**** EXTRACTED RECORDS ****
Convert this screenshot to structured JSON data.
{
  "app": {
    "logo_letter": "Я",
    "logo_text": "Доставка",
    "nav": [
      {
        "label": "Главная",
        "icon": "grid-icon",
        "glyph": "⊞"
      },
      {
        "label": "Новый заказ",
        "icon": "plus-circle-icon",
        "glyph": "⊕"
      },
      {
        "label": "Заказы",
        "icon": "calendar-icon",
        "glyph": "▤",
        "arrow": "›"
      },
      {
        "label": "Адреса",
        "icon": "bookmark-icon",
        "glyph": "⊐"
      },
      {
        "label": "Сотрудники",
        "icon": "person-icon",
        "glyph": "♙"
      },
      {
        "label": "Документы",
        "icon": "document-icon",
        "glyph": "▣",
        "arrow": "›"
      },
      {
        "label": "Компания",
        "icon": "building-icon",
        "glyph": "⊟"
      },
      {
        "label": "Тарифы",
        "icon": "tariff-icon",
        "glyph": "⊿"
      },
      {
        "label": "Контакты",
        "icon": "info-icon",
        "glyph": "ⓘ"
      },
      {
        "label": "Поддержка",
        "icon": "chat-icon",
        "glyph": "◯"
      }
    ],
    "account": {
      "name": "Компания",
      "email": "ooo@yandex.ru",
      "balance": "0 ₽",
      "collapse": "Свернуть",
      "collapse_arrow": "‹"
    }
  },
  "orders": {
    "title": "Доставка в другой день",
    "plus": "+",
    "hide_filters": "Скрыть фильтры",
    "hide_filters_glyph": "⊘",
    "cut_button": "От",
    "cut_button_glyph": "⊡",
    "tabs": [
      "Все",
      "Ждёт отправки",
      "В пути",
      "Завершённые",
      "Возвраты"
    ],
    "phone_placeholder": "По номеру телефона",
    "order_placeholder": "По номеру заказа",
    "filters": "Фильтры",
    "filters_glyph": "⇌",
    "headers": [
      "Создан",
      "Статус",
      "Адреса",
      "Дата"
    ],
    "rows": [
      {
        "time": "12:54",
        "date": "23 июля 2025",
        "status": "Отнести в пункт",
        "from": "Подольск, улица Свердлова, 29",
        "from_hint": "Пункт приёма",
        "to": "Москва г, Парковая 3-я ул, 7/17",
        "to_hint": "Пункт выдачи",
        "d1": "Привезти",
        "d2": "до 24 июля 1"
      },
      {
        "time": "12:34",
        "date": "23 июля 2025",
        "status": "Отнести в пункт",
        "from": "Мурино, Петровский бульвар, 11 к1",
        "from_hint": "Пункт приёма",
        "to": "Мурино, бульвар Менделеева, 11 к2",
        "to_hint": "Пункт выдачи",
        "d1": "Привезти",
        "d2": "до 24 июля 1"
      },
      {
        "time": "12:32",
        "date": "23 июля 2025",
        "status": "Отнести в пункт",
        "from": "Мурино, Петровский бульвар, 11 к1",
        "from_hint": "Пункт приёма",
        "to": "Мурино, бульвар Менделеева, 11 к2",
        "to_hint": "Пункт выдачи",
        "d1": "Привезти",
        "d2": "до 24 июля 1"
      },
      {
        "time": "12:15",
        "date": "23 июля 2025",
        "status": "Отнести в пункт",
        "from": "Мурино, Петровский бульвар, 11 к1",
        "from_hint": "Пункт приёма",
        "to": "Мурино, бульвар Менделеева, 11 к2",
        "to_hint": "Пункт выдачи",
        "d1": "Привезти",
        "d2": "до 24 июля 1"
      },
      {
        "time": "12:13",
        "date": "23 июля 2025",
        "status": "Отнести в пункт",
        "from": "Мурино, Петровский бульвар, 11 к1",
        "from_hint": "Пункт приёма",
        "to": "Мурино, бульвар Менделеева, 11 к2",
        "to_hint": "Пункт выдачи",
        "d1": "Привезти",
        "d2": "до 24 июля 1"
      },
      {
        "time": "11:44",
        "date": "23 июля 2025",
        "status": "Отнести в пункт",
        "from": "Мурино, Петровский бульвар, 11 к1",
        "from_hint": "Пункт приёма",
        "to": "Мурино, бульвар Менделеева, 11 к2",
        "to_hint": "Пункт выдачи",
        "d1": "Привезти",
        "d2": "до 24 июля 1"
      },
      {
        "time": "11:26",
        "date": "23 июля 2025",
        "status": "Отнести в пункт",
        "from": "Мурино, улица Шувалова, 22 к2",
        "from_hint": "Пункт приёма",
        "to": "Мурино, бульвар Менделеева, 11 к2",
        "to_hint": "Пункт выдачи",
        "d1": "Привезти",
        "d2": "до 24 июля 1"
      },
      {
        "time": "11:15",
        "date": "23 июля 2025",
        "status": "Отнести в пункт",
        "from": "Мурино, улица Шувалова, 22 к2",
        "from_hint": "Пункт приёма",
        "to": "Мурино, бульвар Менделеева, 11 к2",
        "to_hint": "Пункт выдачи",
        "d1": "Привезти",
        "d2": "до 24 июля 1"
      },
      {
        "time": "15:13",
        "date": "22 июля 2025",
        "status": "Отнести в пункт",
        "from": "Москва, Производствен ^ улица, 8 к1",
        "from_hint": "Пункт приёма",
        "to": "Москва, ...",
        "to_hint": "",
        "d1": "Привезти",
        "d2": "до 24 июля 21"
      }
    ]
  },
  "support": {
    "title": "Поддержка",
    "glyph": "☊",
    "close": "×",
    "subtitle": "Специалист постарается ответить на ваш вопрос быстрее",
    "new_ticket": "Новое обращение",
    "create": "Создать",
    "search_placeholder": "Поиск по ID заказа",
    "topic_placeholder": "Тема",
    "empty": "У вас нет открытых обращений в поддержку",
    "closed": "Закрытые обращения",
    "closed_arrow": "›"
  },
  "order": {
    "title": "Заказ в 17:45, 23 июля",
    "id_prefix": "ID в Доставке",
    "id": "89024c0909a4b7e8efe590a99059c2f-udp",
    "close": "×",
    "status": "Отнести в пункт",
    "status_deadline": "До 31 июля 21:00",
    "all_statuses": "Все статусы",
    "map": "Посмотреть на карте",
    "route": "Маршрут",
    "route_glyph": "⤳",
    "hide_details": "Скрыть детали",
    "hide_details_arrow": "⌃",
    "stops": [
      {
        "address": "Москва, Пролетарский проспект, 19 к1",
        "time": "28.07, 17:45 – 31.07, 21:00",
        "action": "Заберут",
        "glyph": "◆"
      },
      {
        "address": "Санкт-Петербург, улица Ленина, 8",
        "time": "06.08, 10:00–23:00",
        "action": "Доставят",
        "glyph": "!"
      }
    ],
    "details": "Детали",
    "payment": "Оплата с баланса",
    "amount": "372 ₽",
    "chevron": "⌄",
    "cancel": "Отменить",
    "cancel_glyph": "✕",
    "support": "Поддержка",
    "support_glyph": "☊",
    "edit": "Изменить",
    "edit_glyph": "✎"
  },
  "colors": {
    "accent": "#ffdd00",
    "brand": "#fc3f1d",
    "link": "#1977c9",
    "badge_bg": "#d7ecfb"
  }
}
****
▶ **SET TASK**:
Repeat the data above exactly.

▶ **ANSWER TO THIS EXERCISE**:
Convert this screenshot to structured JSON data.
{
  "app": {
    "logo_letter": "Я",
    "logo_text": "Доставка",
    "nav": [
      {
        "label": "Главная",
        "icon": "grid-icon",
        "glyph": "⊞"
      },
      {
        "label": "Новый заказ",
        "icon": "plus-circle-icon",
        "glyph": "⊕"
      },
      {
        "label": "Заказы",
        "icon": "calendar-icon",
        "glyph": "▤",
        "arrow": "›"
      },
      {
        "label": "Адреса",
        "icon": "bookmark-icon",
        "glyph": "⊐"
      },
      {
        "label": "Сотрудники",
        "icon": "person-icon",
        "glyph": "♙"
      },
      {
        "label": "Документы",
        "icon": "document-icon",
        "glyph": "▣",
        "arrow": "›"
      },
      {
        "label": "Компания",
        "icon": "building-icon",
        "glyph": "⊟"
      },
      {
        "label": "Тарифы",
        "icon": "tariff-icon",
        "glyph": "⊿"
      },
      {
        "label": "Контакты",
        "icon": "info-icon",
        "glyph": "ⓘ"
      },
      {
        "label": "Поддержка",
        "icon": "chat-icon",
        "glyph": "◯"
      }
    ],
    "account": {
      "name": "Компания",
      "email": "ooo@yandex.ru",
      "balance": "0 ₽",
      "collapse": "Свернуть",
      "collapse_arrow": "‹"
    }
  },
  "orders": {
    "title": "Доставка в другой день",
    "plus": "+",
    "hide_filters": "Скрыть фильтры",
    "hide_filters_glyph": "⊘",
    "cut_button": "От",
    "cut_button_glyph": "⊡",
    "tabs": [
      "Все",
      "Ждёт отправки",
      "В пути",
      "Завершённые",
      "Возвраты"
    ],
    "phone_placeholder": "По номеру телефона",
    "order_placeholder": "По номеру заказа",
    "filters": "Фильтры",
    "filters_glyph": "⇌",
    "headers": [
      "Создан",
      "Статус",
      "Адреса",
      "Дата"
    ],
    "rows": [
      {
        "time": "12:54",
        "date": "23 июля 2025",
        "status": "Отнести в пункт",
        "from": "Подольск, улица Свердлова, 29",
        "from_hint": "Пункт приёма",
        "to": "Москва г, Парковая 3-я ул, 7/17",
        "to_hint": "Пункт выдачи",
        "d1": "Привезти",
        "d2": "до 24 июля 1"
      },
      {
        "time": "12:34",
        "date": "23 июля 2025",
        "status": "Отнести в пункт",
        "from": "Мурино, Петровский бульвар, 11 к1",
        "from_hint": "Пункт приёма",
        "to": "Мурино, бульвар Менделеева, 11 к2",
        "to_hint": "Пункт выдачи",
        "d1": "Привезти",
        "d2": "до 24 июля 1"
      },
      {
        "time": "12:32",
        "date": "23 июля 2025",
        "status": "Отнести в пункт",
        "from": "Мурино, Петровский бульвар, 11 к1",
        "from_hint": "Пункт приёма",
        "to": "Мурино, бульвар Менделеева, 11 к2",
        "to_hint": "Пункт выдачи",
        "d1": "Привезти",
        "d2": "до 24 июля 1"
      },
      {
        "time": "12:15",
        "date": "23 июля 2025",
        "status": "Отнести в пункт",
        "from": "Мурино, Петровский бульвар, 11 к1",
        "from_hint": "Пункт приёма",
        "to": "Мурино, бульвар Менделеева, 11 к2",
        "to_hint": "Пункт выдачи",
        "d1": "Привезти",
        "d2": "до 24 июля 1"
      },
      {
        "time": "12:13",
        "date": "23 июля 2025",
        "status": "Отнести в пункт",
        "from": "Мурино, Петровский бульвар, 11 к1",
        "from_hint": "Пункт приёма",
        "to": "Мурино, бульвар Менделеева, 11 к2",
        "to_hint": "Пункт выдачи",
        "d1": "Привезти",
        "d2": "до 24 июля 1"
      },
      {
        "time": "11:44",
        "date": "23 июля 2025",
        "status": "Отнести в пункт",
        "from": "Мурино, Петровский бульвар, 11 к1",
        "from_hint": "Пункт приёма",
        "to": "Мурино, бульвар Менделеева, 11 к2",
        "to_hint": "Пункт выдачи",
        "d1": "Привезти",
        "d2": "до 24 июля 1"
      },
      {
        "time": "11:26",
        "date": "23 июля 2025",
        "status": "Отнести в пункт",
        "from": "Мурино, улица Шувалова, 22 к2",
        "from_hint": "Пункт приёма",
        "to": "Мурино, бульвар Менделеева, 11 к2",
        "to_hint": "Пункт выдачи",
        "d1": "Привезти",
        "d2": "до 24 июля 1"
      },
      {
        "time": "11:15",
        "date": "23 июля 2025",
        "status": "Отнести в пункт",
        "from": "Мурино, улица Шувалова, 22 к2",
        "from_hint": "Пункт приёма",
        "to": "Мурино, бульвар Менделеева, 11 к2",
        "to_hint": "Пункт выдачи",
        "d1": "Привезти",
        "d2": "до 24 июля 1"
      },
      {
        "time": "15:13",
        "date": "22 июля 2025",
        "status": "Отнести в пункт",
        "from": "Москва, Производствен ^ улица, 8 к1",
        "from_hint": "Пункт приёма",
        "to": "Москва, ...",
        "to_hint": "",
        "d1": "Привезти",
        "d2": "до 24 июля 21"
      }
    ]
  },
  "support": {
    "title": "Поддержка",
    "glyph": "☊",
    "close": "×",
    "subtitle": "Специалист постарается ответить на ваш вопрос быстрее",
    "new_ticket": "Новое обращение",
    "create": "Создать",
    "search_placeholder": "Поиск по ID заказа",
    "topic_placeholder": "Тема",
    "empty": "У вас нет открытых обращений в поддержку",
    "closed": "Закрытые обращения",
    "closed_arrow": "›"
  },
  "order": {
    "title": "Заказ в 17:45, 23 июля",
    "id_prefix": "ID в Доставке",
    "id": "89024c0909a4b7e8efe590a99059c2f-udp",
    "close": "×",
    "status": "Отнести в пункт",
    "status_deadline": "До 31 июля 21:00",
    "all_statuses": "Все статусы",
    "map": "Посмотреть на карте",
    "route": "Маршрут",
    "route_glyph": "⤳",
    "hide_details": "Скрыть детали",
    "hide_details_arrow": "⌃",
    "stops": [
      {
        "address": "Москва, Пролетарский проспект, 19 к1",
        "time": "28.07, 17:45 – 31.07, 21:00",
        "action": "Заберут",
        "glyph": "◆"
      },
      {
        "address": "Санкт-Петербург, улица Ленина, 8",
        "time": "06.08, 10:00–23:00",
        "action": "Доставят",
        "glyph": "!"
      }
    ],
    "details": "Детали",
    "payment": "Оплата с баланса",
    "amount": "372 ₽",
    "chevron": "⌄",
    "cancel": "Отменить",
    "cancel_glyph": "✕",
    "support": "Поддержка",
    "support_glyph": "☊",
    "edit": "Изменить",
    "edit_glyph": "✎"
  },
  "colors": {
    "accent": "#ffdd00",
    "brand": "#fc3f1d",
    "link": "#1977c9",
    "badge_bg": "#d7ecfb"
  }
}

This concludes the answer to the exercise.